Saved entries:
————

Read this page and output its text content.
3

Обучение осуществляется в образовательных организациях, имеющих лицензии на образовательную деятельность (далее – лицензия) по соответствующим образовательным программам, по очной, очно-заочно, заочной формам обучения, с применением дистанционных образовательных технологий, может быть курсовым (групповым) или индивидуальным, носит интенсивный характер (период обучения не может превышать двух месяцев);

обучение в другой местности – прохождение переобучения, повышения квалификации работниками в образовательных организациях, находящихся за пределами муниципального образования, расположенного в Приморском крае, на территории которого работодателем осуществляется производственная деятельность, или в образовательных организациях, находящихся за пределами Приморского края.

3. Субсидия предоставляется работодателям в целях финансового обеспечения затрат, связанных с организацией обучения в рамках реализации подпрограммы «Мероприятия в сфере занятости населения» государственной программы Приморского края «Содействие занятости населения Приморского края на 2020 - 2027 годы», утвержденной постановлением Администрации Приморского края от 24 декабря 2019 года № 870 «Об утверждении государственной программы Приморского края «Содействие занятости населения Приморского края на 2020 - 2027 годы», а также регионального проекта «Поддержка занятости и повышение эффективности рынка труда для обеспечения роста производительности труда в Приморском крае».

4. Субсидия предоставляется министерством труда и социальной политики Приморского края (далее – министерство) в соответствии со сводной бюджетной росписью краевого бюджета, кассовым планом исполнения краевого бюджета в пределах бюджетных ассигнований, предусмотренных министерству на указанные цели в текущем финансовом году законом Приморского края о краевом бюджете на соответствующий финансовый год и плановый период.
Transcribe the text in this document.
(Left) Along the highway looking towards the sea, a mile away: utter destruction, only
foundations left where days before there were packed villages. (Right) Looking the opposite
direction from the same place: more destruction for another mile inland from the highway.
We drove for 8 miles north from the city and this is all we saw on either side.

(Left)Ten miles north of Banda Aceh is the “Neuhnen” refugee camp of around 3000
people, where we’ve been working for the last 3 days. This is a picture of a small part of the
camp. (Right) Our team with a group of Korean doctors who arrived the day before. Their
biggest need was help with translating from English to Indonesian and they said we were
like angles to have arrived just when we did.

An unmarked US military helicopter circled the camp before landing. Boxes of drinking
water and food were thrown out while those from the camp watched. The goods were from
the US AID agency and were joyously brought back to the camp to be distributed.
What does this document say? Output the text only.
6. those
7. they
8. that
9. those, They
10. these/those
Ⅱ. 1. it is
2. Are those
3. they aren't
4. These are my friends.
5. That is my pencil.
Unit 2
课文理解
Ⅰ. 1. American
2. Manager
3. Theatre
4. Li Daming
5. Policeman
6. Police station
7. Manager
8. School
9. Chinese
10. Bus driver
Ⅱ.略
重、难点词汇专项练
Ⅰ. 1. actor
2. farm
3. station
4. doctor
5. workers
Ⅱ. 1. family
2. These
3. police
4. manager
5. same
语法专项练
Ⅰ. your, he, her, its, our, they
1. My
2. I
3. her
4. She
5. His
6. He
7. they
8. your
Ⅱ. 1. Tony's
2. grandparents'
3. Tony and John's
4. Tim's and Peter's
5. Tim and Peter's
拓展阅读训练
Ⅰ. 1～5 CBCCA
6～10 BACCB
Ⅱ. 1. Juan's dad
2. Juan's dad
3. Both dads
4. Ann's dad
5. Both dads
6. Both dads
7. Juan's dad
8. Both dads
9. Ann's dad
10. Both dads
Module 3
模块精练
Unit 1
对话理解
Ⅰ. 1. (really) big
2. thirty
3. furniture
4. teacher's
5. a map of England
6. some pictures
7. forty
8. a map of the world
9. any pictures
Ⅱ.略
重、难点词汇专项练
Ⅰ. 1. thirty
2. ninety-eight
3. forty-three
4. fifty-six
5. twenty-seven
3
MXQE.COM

————

Exercise details: Find each line holding the string "text" and copy it out.

Task output:
Read this page and output its text content.
Transcribe the text in this document.
What does this document say? Output the text only.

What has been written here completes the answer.